● **Dataset records**
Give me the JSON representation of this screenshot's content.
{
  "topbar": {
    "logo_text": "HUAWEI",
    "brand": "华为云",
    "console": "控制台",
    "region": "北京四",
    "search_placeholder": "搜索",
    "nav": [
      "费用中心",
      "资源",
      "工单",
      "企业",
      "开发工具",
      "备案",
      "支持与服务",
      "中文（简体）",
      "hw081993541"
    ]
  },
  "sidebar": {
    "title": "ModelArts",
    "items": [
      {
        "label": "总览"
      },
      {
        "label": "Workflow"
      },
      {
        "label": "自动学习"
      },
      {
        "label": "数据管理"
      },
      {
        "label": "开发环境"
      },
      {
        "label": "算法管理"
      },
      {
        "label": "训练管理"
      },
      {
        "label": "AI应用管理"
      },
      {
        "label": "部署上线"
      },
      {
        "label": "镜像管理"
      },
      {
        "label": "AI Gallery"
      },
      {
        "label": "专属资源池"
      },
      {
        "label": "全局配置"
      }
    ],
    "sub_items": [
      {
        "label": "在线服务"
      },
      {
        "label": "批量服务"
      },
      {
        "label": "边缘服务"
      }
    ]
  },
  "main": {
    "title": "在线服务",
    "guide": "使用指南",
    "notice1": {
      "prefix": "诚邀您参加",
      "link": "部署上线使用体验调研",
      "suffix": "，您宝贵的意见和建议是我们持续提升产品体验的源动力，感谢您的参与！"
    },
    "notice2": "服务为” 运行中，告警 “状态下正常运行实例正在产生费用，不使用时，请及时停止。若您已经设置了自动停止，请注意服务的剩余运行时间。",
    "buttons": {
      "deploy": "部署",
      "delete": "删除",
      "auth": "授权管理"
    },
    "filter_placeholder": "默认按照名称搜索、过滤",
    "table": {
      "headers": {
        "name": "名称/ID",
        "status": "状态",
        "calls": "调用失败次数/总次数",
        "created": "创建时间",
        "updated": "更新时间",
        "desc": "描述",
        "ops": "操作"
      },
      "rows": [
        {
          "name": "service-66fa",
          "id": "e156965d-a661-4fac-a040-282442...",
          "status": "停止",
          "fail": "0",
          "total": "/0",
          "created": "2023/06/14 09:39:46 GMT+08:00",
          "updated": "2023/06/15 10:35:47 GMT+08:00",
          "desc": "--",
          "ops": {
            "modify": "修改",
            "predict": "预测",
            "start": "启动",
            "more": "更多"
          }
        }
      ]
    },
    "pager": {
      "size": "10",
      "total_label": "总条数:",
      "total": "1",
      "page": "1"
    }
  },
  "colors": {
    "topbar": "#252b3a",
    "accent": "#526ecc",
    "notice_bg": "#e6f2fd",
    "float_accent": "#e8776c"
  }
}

* * *

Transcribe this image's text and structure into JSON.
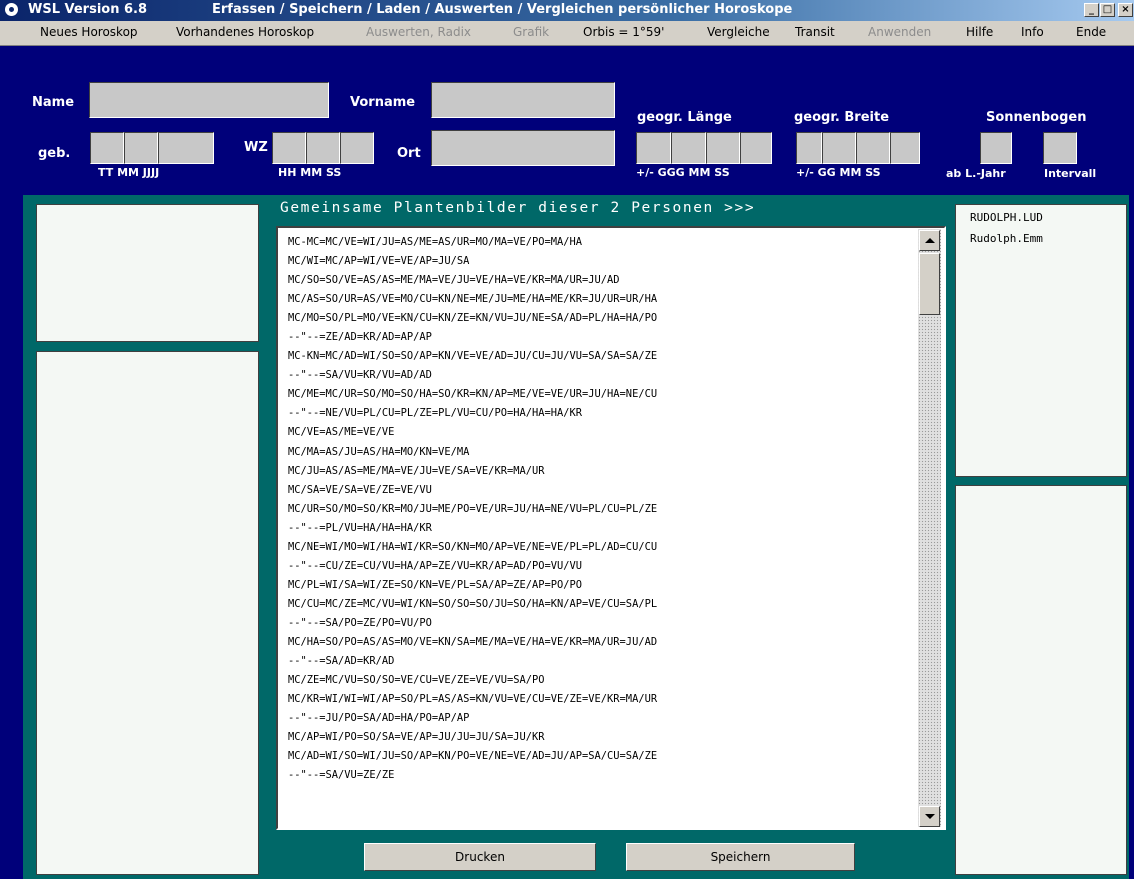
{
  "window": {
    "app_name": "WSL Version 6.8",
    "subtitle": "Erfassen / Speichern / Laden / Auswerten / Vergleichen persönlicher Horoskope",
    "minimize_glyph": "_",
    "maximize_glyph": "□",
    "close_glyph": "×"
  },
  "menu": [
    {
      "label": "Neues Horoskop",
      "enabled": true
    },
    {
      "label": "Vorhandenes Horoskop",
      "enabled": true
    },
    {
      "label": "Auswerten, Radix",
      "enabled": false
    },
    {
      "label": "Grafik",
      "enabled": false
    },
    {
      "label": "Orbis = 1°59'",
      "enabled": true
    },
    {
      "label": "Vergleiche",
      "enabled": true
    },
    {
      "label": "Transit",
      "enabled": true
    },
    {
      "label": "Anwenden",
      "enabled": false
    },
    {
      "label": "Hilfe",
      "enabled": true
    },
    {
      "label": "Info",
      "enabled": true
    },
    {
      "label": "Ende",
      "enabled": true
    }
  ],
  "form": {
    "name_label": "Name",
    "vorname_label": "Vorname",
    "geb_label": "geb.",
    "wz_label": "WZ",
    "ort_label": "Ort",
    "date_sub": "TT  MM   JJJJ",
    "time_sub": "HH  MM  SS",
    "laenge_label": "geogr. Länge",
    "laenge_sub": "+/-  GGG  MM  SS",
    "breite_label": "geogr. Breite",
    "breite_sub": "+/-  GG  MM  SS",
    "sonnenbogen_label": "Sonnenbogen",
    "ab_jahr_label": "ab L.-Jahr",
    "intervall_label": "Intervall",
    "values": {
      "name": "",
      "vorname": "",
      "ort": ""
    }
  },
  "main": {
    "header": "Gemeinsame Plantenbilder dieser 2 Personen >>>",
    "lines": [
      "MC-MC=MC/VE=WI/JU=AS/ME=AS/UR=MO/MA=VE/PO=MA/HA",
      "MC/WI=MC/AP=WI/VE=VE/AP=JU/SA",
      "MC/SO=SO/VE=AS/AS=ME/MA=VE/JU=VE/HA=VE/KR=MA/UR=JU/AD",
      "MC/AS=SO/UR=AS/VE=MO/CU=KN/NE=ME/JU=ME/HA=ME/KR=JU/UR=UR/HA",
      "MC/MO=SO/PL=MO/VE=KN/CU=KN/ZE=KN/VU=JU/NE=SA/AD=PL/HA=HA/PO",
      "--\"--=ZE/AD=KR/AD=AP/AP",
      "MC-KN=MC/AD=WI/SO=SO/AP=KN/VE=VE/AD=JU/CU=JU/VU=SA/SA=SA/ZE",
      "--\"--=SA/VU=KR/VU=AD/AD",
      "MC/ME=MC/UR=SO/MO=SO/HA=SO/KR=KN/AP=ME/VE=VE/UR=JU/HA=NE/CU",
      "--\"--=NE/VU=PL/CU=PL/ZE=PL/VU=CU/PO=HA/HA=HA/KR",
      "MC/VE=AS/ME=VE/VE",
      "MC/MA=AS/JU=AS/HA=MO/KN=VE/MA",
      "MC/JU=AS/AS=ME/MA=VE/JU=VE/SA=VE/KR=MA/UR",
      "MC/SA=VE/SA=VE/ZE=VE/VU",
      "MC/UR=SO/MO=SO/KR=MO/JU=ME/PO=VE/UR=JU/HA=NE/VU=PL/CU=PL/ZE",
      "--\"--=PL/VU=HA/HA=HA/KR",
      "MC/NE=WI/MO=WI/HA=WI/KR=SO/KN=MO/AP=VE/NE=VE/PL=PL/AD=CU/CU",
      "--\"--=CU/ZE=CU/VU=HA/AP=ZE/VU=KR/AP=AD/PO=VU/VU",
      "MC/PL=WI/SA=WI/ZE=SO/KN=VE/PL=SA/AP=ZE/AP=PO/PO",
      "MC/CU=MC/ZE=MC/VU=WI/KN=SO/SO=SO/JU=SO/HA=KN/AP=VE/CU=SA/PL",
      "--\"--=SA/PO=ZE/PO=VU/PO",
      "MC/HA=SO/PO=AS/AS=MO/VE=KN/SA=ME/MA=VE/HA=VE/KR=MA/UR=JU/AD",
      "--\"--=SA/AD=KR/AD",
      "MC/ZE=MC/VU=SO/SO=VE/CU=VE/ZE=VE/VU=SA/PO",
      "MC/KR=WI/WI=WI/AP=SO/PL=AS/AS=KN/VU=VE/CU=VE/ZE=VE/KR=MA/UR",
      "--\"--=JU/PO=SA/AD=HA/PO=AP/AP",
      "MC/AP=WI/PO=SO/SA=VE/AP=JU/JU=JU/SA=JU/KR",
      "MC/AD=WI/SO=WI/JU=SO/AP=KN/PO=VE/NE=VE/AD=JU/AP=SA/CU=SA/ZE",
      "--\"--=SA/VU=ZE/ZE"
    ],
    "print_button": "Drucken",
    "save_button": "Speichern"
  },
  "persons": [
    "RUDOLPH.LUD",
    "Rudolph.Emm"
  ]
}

* * *

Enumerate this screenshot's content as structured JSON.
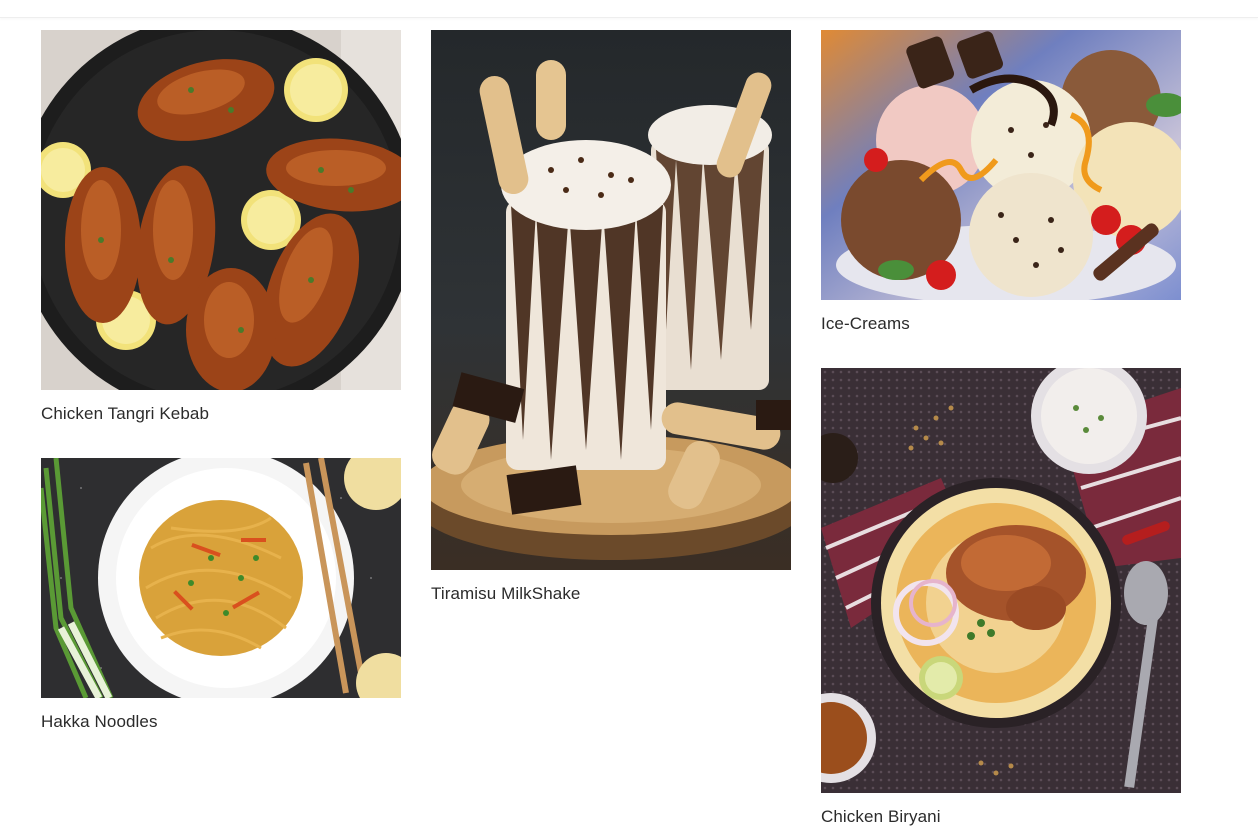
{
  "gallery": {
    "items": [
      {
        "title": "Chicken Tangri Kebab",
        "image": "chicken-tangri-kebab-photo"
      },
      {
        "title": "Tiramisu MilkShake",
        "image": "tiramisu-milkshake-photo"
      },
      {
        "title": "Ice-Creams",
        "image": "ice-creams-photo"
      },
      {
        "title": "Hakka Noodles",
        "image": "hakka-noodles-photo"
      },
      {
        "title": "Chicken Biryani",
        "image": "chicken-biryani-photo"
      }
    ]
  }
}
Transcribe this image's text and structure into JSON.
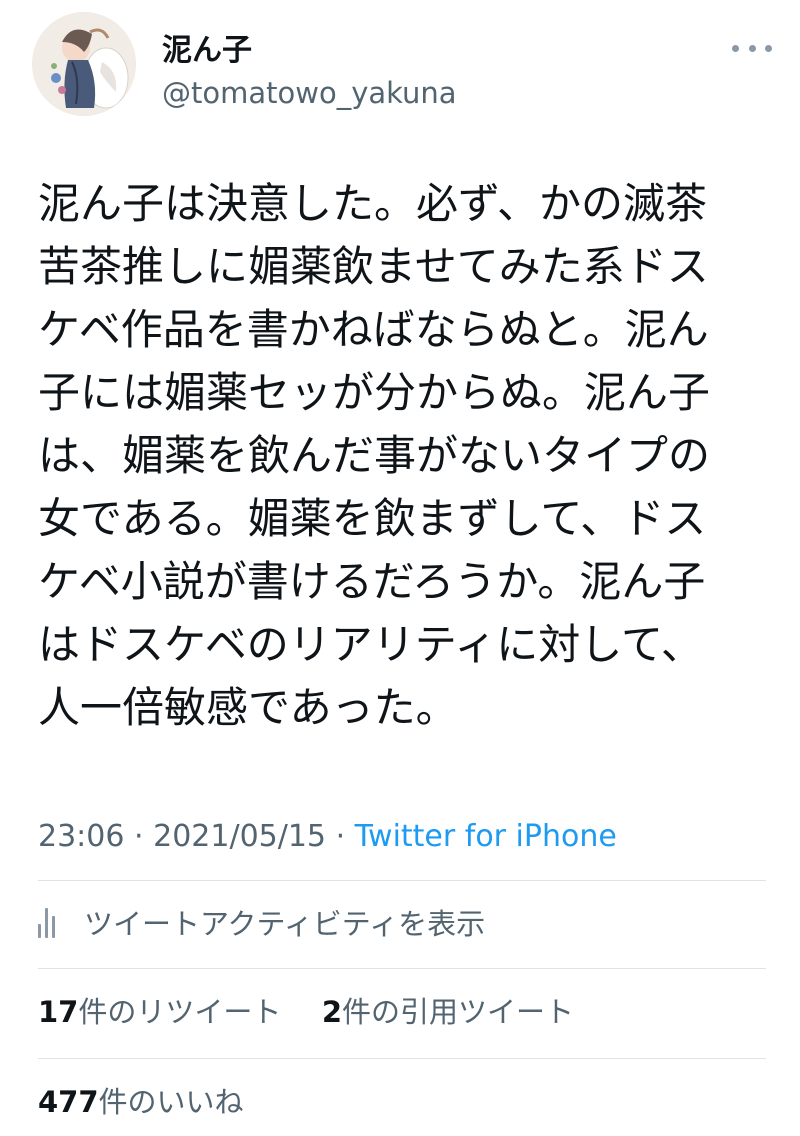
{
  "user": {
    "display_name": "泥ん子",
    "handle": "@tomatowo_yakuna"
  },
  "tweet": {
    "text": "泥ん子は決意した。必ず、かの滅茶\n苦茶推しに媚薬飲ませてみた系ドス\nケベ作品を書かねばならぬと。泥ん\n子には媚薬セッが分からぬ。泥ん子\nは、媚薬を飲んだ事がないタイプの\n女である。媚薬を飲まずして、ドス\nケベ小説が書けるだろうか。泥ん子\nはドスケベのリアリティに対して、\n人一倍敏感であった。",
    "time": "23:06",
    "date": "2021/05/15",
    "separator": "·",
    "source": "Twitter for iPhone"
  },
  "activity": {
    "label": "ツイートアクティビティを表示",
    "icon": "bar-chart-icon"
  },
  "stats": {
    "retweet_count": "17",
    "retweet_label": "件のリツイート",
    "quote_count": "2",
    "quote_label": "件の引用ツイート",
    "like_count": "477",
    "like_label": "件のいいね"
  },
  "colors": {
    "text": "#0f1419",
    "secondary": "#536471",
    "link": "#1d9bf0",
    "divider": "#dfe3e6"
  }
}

● **Your objective**
Identify and copy all lines with the word "this".

● **Output of the exercise**
Give me the JSON representation of this screenshot's content.
Transcribe this image's text and structure into JSON.
Enumerate this screenshot's content as structured JSON.
Transcribe this image's text and structure into JSON.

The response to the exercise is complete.